** begin INPUT **
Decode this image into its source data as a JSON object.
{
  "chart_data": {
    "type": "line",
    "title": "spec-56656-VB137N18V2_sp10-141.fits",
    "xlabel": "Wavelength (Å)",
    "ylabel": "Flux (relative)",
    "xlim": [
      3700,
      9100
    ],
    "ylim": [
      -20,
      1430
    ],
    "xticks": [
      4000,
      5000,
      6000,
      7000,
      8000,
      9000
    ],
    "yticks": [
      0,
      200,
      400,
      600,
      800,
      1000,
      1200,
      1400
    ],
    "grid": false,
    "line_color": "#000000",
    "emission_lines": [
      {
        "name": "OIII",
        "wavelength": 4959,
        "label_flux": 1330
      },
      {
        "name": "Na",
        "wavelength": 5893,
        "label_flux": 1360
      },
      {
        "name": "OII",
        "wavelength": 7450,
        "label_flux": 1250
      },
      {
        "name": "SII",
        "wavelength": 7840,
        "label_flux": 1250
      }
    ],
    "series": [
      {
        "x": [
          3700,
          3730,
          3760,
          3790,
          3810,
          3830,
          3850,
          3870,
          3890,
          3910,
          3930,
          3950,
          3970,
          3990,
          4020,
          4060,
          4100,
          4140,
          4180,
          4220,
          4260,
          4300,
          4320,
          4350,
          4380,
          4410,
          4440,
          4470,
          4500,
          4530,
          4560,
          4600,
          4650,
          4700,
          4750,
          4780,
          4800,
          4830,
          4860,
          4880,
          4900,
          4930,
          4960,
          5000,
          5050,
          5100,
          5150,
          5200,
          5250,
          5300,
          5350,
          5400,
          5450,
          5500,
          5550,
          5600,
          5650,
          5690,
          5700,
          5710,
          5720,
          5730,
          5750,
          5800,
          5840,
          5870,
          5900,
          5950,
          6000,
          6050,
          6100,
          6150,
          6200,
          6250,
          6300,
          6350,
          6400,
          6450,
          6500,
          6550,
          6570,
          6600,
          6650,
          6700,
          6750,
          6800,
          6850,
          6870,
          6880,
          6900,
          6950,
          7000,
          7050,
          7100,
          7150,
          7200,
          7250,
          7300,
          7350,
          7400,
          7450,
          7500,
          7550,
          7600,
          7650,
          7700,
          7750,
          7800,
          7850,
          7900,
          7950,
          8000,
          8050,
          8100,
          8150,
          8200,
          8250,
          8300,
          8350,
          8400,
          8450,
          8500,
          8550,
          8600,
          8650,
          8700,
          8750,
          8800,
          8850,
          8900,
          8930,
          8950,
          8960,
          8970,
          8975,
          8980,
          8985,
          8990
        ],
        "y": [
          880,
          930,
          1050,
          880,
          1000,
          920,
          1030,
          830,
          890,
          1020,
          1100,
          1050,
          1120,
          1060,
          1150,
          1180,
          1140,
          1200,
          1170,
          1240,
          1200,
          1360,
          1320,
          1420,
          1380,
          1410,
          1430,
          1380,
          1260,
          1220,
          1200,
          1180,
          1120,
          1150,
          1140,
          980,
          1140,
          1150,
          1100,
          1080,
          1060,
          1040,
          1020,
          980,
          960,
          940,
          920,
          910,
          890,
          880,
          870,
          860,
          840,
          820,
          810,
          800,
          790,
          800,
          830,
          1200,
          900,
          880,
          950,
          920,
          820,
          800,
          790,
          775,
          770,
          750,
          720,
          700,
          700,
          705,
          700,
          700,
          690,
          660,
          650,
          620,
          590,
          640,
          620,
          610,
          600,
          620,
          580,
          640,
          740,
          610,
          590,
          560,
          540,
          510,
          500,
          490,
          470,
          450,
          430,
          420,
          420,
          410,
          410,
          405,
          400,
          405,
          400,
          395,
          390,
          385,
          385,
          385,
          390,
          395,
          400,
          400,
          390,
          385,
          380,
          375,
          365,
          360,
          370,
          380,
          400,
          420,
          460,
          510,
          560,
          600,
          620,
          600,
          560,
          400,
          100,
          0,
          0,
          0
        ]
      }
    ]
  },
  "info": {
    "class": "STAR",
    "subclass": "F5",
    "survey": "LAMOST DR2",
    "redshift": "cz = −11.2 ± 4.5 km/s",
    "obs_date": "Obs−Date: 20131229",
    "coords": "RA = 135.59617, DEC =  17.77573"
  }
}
** end INPUT **
▶ _WORK REQUIRED_: Your task is to return the full listing exactly as it was given.

▶ _THE ANSWER_:
Decode this image into its source data as a JSON object.
{
  "chart_data": {
    "type": "line",
    "title": "spec-56656-VB137N18V2_sp10-141.fits",
    "xlabel": "Wavelength (Å)",
    "ylabel": "Flux (relative)",
    "xlim": [
      3700,
      9100
    ],
    "ylim": [
      -20,
      1430
    ],
    "xticks": [
      4000,
      5000,
      6000,
      7000,
      8000,
      9000
    ],
    "yticks": [
      0,
      200,
      400,
      600,
      800,
      1000,
      1200,
      1400
    ],
    "grid": false,
    "line_color": "#000000",
    "emission_lines": [
      {
        "name": "OIII",
        "wavelength": 4959,
        "label_flux": 1330
      },
      {
        "name": "Na",
        "wavelength": 5893,
        "label_flux": 1360
      },
      {
        "name": "OII",
        "wavelength": 7450,
        "label_flux": 1250
      },
      {
        "name": "SII",
        "wavelength": 7840,
        "label_flux": 1250
      }
    ],
    "series": [
      {
        "x": [
          3700,
          3730,
          3760,
          3790,
          3810,
          3830,
          3850,
          3870,
          3890,
          3910,
          3930,
          3950,
          3970,
          3990,
          4020,
          4060,
          4100,
          4140,
          4180,
          4220,
          4260,
          4300,
          4320,
          4350,
          4380,
          4410,
          4440,
          4470,
          4500,
          4530,
          4560,
          4600,
          4650,
          4700,
          4750,
          4780,
          4800,
          4830,
          4860,
          4880,
          4900,
          4930,
          4960,
          5000,
          5050,
          5100,
          5150,
          5200,
          5250,
          5300,
          5350,
          5400,
          5450,
          5500,
          5550,
          5600,
          5650,
          5690,
          5700,
          5710,
          5720,
          5730,
          5750,
          5800,
          5840,
          5870,
          5900,
          5950,
          6000,
          6050,
          6100,
          6150,
          6200,
          6250,
          6300,
          6350,
          6400,
          6450,
          6500,
          6550,
          6570,
          6600,
          6650,
          6700,
          6750,
          6800,
          6850,
          6870,
          6880,
          6900,
          6950,
          7000,
          7050,
          7100,
          7150,
          7200,
          7250,
          7300,
          7350,
          7400,
          7450,
          7500,
          7550,
          7600,
          7650,
          7700,
          7750,
          7800,
          7850,
          7900,
          7950,
          8000,
          8050,
          8100,
          8150,
          8200,
          8250,
          8300,
          8350,
          8400,
          8450,
          8500,
          8550,
          8600,
          8650,
          8700,
          8750,
          8800,
          8850,
          8900,
          8930,
          8950,
          8960,
          8970,
          8975,
          8980,
          8985,
          8990
        ],
        "y": [
          880,
          930,
          1050,
          880,
          1000,
          920,
          1030,
          830,
          890,
          1020,
          1100,
          1050,
          1120,
          1060,
          1150,
          1180,
          1140,
          1200,
          1170,
          1240,
          1200,
          1360,
          1320,
          1420,
          1380,
          1410,
          1430,
          1380,
          1260,
          1220,
          1200,
          1180,
          1120,
          1150,
          1140,
          980,
          1140,
          1150,
          1100,
          1080,
          1060,
          1040,
          1020,
          980,
          960,
          940,
          920,
          910,
          890,
          880,
          870,
          860,
          840,
          820,
          810,
          800,
          790,
          800,
          830,
          1200,
          900,
          880,
          950,
          920,
          820,
          800,
          790,
          775,
          770,
          750,
          720,
          700,
          700,
          705,
          700,
          700,
          690,
          660,
          650,
          620,
          590,
          640,
          620,
          610,
          600,
          620,
          580,
          640,
          740,
          610,
          590,
          560,
          540,
          510,
          500,
          490,
          470,
          450,
          430,
          420,
          420,
          410,
          410,
          405,
          400,
          405,
          400,
          395,
          390,
          385,
          385,
          385,
          390,
          395,
          400,
          400,
          390,
          385,
          380,
          375,
          365,
          360,
          370,
          380,
          400,
          420,
          460,
          510,
          560,
          600,
          620,
          600,
          560,
          400,
          100,
          0,
          0,
          0
        ]
      }
    ]
  },
  "info": {
    "class": "STAR",
    "subclass": "F5",
    "survey": "LAMOST DR2",
    "redshift": "cz = −11.2 ± 4.5 km/s",
    "obs_date": "Obs−Date: 20131229",
    "coords": "RA = 135.59617, DEC =  17.77573"
  }
}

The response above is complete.